> **Alıştırma verileri**:
________________________

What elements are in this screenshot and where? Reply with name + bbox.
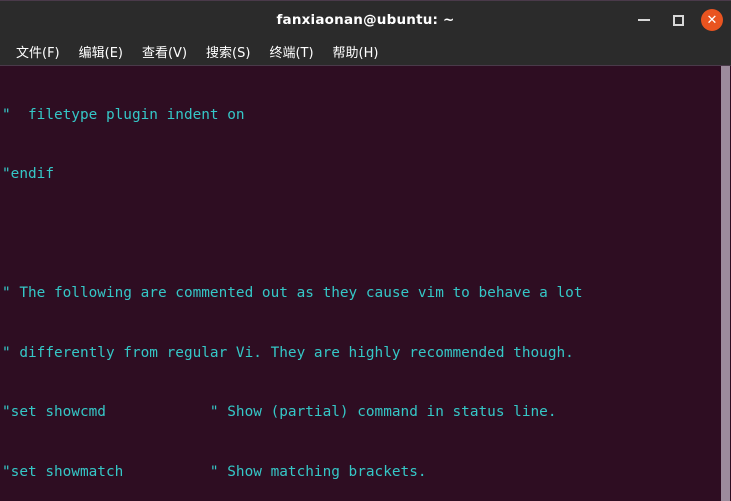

________________________

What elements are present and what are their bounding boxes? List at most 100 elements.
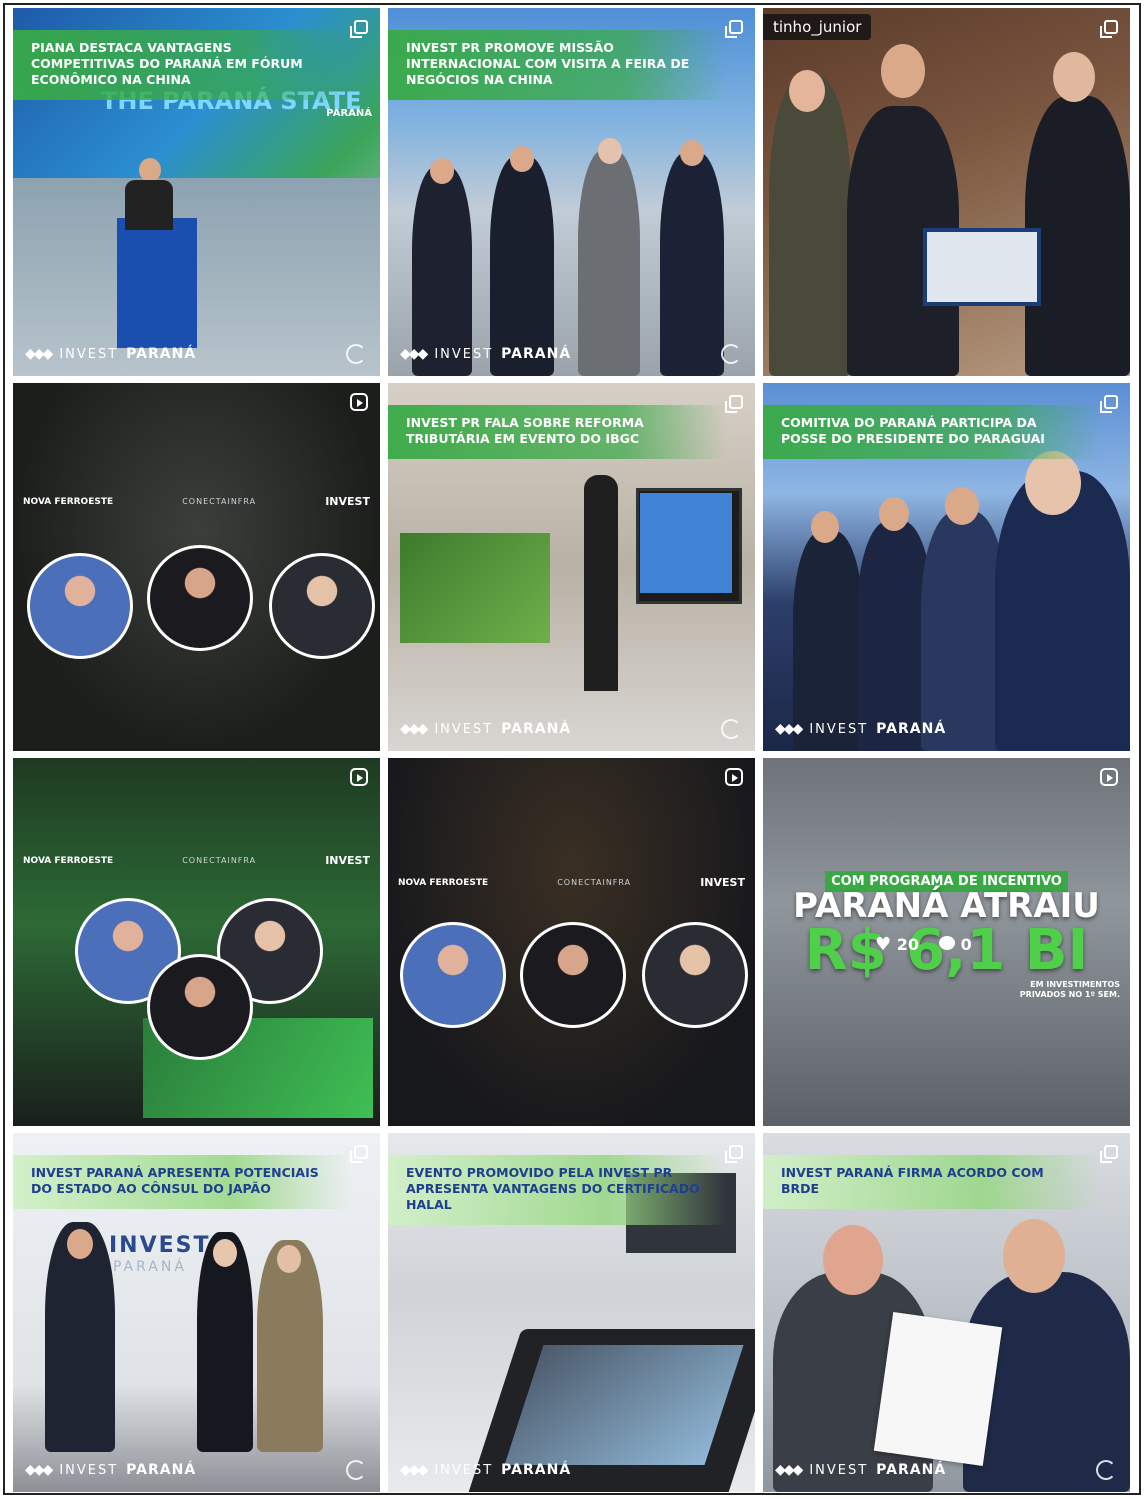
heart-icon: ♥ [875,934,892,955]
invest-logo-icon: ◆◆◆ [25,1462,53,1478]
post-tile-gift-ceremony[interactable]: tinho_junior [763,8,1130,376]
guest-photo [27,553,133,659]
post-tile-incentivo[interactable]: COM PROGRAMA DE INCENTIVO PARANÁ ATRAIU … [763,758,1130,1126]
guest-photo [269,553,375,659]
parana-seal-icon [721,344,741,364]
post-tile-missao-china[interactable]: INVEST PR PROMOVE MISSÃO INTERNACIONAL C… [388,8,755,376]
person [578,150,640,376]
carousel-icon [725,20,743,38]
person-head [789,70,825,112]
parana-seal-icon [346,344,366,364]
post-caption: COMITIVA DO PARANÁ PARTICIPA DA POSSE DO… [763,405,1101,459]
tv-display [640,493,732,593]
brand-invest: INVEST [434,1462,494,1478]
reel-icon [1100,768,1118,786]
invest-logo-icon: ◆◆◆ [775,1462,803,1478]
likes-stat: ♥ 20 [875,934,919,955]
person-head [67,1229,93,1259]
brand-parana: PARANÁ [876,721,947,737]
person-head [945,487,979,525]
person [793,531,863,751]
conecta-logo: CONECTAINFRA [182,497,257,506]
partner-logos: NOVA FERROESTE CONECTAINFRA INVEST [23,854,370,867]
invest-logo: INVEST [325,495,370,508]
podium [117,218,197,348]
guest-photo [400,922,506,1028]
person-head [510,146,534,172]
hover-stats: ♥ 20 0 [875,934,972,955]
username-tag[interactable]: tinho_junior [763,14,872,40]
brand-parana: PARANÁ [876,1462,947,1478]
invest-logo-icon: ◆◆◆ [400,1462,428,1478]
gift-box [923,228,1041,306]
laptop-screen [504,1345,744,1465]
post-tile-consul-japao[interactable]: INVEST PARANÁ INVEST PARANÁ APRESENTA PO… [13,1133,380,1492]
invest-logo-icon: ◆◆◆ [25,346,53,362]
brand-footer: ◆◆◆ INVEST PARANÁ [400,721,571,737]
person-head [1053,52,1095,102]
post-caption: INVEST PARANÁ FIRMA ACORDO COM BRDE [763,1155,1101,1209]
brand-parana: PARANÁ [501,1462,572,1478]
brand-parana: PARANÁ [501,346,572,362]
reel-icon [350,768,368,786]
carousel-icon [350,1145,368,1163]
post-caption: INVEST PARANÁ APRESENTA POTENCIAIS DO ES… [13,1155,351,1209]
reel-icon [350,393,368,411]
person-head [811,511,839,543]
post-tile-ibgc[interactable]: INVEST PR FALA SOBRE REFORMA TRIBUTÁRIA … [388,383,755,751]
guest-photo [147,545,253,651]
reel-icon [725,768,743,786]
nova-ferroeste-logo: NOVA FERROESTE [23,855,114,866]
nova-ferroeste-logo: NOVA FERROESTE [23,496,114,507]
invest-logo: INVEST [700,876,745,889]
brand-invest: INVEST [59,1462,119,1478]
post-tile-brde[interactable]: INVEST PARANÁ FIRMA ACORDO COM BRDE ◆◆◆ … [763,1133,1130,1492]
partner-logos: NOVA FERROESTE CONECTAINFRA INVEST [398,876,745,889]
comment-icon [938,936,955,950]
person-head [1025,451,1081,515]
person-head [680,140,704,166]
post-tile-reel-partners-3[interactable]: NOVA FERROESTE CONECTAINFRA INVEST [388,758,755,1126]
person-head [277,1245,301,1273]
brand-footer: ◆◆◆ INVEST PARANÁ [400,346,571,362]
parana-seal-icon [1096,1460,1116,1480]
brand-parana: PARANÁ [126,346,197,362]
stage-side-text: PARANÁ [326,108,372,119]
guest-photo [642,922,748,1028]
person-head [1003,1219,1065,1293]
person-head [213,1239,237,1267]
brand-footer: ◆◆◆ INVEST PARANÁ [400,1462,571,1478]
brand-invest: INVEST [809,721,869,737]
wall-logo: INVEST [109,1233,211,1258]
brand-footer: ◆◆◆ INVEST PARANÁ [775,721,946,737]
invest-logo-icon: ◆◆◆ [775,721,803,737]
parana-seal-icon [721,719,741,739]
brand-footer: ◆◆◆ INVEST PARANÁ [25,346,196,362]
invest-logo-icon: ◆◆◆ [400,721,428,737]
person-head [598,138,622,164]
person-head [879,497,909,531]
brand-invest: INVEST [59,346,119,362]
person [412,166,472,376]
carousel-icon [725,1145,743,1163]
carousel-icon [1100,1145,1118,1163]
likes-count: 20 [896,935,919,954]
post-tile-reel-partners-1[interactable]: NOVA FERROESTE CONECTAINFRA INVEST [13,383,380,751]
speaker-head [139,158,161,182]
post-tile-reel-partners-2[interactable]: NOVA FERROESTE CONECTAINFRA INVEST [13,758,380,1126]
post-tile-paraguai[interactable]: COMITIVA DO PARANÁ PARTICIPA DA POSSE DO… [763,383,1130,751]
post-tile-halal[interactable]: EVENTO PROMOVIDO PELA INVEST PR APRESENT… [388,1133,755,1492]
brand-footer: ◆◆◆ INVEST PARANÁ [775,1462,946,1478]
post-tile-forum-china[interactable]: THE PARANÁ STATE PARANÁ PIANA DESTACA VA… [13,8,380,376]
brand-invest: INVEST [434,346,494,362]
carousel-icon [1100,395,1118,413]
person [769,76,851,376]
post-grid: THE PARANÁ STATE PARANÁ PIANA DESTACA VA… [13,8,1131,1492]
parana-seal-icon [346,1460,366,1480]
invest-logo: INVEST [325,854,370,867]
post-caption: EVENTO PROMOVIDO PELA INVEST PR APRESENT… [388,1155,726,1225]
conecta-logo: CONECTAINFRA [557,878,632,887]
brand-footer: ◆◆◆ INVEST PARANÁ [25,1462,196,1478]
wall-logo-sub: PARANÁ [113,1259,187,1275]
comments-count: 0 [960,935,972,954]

________________________

> **Verilen istek**:
Kayıtlarda "What elements are present" yazan satırdan "nova-ferroeste-logo: NOVA FERROESTE [23,855,114,866]" yazan satıra kadar, iki uçtaki satırlar da dahil, tüm satırları olduğu gibi kopyala. Resimleri cevaba katma.

> **Çıktı**:
What elements are present and what are their bounding boxes? List at most 100 elements.
heart-icon: ♥ [875,934,892,955]
invest-logo-icon: ◆◆◆ [25,1462,53,1478]
post-tile-gift-ceremony[interactable]: tinho_junior [763,8,1130,376]
guest-photo [27,553,133,659]
post-tile-incentivo[interactable]: COM PROGRAMA DE INCENTIVO PARANÁ ATRAIU … [763,758,1130,1126]
guest-photo [269,553,375,659]
parana-seal-icon [721,344,741,364]
post-tile-missao-china[interactable]: INVEST PR PROMOVE MISSÃO INTERNACIONAL C… [388,8,755,376]
person [578,150,640,376]
carousel-icon [725,20,743,38]
person-head [789,70,825,112]
parana-seal-icon [346,344,366,364]
post-caption: COMITIVA DO PARANÁ PARTICIPA DA POSSE DO… [763,405,1101,459]
tv-display [640,493,732,593]
brand-invest: INVEST [434,1462,494,1478]
reel-icon [1100,768,1118,786]
invest-logo-icon: ◆◆◆ [775,1462,803,1478]
likes-stat: ♥ 20 [875,934,919,955]
person-head [67,1229,93,1259]
brand-parana: PARANÁ [876,721,947,737]
person-head [945,487,979,525]
person [793,531,863,751]
conecta-logo: CONECTAINFRA [182,497,257,506]
partner-logos: NOVA FERROESTE CONECTAINFRA INVEST [23,854,370,867]
invest-logo: INVEST [325,495,370,508]
podium [117,218,197,348]
guest-photo [400,922,506,1028]
person-head [510,146,534,172]
hover-stats: ♥ 20 0 [875,934,972,955]
username-tag[interactable]: tinho_junior [763,14,872,40]
brand-parana: PARANÁ [876,1462,947,1478]
invest-logo-icon: ◆◆◆ [400,1462,428,1478]
gift-box [923,228,1041,306]
laptop-screen [504,1345,744,1465]
post-tile-consul-japao[interactable]: INVEST PARANÁ INVEST PARANÁ APRESENTA PO… [13,1133,380,1492]
invest-logo-icon: ◆◆◆ [25,346,53,362]
brand-footer: ◆◆◆ INVEST PARANÁ [400,721,571,737]
person-head [1053,52,1095,102]
post-caption: INVEST PARANÁ FIRMA ACORDO COM BRDE [763,1155,1101,1209]
brand-parana: PARANÁ [501,1462,572,1478]
brand-parana: PARANÁ [501,346,572,362]
reel-icon [350,768,368,786]
carousel-icon [350,1145,368,1163]
post-caption: INVEST PARANÁ APRESENTA POTENCIAIS DO ES… [13,1155,351,1209]
reel-icon [350,393,368,411]
person-head [811,511,839,543]
post-tile-ibgc[interactable]: INVEST PR FALA SOBRE REFORMA TRIBUTÁRIA … [388,383,755,751]
guest-photo [147,545,253,651]
reel-icon [725,768,743,786]
nova-ferroeste-logo: NOVA FERROESTE [23,855,114,866]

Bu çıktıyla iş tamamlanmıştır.